### AIM
Repeat every entry word for word, skipping the pictures.

### INPUT DATA

----

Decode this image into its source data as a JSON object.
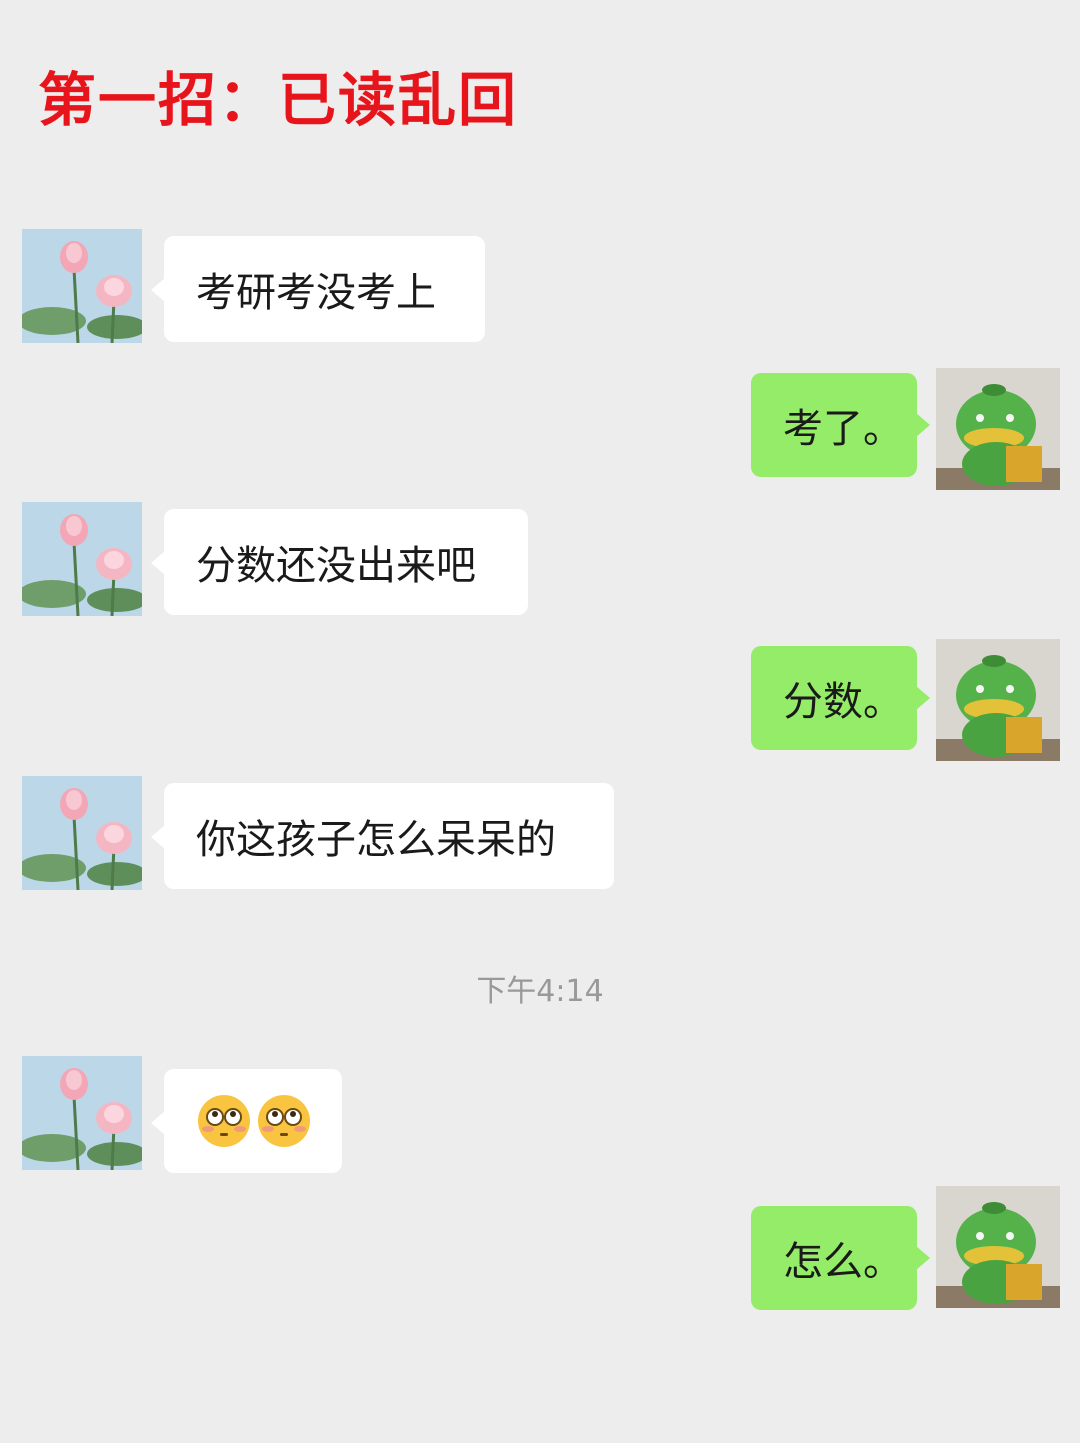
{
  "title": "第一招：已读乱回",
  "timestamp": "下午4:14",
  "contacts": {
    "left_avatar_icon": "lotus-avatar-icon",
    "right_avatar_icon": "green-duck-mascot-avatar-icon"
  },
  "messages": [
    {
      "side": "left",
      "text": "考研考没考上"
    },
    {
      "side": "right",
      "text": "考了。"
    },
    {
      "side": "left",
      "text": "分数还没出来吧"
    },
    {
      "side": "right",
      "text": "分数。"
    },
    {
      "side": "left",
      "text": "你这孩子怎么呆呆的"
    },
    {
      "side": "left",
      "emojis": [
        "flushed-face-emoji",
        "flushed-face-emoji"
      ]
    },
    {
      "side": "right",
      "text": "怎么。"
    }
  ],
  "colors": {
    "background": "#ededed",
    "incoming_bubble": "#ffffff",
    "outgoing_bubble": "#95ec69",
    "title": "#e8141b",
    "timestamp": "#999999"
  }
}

----

### OUTPUT OF THE TASK
Decode this image into its source data as a JSON object.
{
  "title": "第一招：已读乱回",
  "timestamp": "下午4:14",
  "contacts": {
    "left_avatar_icon": "lotus-avatar-icon",
    "right_avatar_icon": "green-duck-mascot-avatar-icon"
  },
  "messages": [
    {
      "side": "left",
      "text": "考研考没考上"
    },
    {
      "side": "right",
      "text": "考了。"
    },
    {
      "side": "left",
      "text": "分数还没出来吧"
    },
    {
      "side": "right",
      "text": "分数。"
    },
    {
      "side": "left",
      "text": "你这孩子怎么呆呆的"
    },
    {
      "side": "left",
      "emojis": [
        "flushed-face-emoji",
        "flushed-face-emoji"
      ]
    },
    {
      "side": "right",
      "text": "怎么。"
    }
  ],
  "colors": {
    "background": "#ededed",
    "incoming_bubble": "#ffffff",
    "outgoing_bubble": "#95ec69",
    "title": "#e8141b",
    "timestamp": "#999999"
  }
}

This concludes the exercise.